Tally the lines in the listing below that contain "obcym" and report the tally alone.

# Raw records
###

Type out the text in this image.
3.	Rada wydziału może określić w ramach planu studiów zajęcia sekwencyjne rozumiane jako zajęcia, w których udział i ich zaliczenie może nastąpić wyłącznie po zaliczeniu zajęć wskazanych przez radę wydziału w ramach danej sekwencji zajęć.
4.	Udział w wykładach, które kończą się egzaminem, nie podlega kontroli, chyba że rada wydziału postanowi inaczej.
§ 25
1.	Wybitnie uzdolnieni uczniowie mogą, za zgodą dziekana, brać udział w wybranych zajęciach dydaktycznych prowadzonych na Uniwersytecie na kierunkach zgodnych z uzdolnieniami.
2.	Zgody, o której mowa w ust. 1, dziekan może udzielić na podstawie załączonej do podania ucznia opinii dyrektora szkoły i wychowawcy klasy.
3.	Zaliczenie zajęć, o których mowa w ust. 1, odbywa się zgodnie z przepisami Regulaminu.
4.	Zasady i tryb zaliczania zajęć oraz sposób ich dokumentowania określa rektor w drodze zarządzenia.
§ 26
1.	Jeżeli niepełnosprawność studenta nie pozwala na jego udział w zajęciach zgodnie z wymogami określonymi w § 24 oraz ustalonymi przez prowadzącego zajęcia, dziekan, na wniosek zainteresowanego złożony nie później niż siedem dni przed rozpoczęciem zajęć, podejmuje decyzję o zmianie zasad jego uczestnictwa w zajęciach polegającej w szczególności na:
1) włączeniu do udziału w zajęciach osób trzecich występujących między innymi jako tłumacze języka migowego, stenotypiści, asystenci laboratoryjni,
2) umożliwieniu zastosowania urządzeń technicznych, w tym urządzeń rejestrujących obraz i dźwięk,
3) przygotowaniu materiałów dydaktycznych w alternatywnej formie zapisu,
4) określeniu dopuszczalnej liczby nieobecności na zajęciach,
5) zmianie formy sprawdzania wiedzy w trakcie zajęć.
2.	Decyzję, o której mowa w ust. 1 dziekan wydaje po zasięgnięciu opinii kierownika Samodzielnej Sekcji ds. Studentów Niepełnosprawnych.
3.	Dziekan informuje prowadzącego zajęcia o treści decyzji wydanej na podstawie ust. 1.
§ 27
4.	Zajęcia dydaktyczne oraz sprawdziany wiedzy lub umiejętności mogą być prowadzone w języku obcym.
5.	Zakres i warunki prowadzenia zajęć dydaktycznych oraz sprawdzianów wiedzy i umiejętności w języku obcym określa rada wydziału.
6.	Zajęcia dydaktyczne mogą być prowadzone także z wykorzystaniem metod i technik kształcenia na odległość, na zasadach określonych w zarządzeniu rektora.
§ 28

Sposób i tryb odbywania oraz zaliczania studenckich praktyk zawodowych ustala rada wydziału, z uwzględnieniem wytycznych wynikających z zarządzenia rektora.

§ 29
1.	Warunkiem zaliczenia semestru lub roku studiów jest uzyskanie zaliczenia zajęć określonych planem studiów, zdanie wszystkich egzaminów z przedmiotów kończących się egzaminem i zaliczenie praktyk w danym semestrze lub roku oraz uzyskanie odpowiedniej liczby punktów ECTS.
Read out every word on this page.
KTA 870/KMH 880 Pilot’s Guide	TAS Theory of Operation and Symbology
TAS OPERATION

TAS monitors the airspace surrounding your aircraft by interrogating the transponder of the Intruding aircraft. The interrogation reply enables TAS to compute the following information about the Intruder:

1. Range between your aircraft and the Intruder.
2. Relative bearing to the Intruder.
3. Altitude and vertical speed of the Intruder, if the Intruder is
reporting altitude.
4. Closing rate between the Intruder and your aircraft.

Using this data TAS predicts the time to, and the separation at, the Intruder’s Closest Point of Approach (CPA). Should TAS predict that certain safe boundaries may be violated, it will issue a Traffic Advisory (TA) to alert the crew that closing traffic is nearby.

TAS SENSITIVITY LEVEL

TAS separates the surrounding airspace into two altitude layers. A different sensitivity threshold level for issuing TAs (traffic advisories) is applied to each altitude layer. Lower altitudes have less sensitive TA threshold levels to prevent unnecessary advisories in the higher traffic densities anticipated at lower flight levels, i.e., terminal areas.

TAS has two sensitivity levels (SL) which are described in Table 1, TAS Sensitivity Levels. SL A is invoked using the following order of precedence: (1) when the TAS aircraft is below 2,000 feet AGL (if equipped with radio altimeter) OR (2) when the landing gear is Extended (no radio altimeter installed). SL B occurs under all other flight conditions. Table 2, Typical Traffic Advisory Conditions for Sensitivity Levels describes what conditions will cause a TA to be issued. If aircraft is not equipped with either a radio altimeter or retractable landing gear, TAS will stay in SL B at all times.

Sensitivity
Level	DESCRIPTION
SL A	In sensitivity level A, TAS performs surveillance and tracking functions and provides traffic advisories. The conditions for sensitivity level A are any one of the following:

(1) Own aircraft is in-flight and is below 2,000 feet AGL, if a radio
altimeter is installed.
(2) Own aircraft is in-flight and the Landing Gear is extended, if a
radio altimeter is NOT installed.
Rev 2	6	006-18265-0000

###

# Output for this exercise
2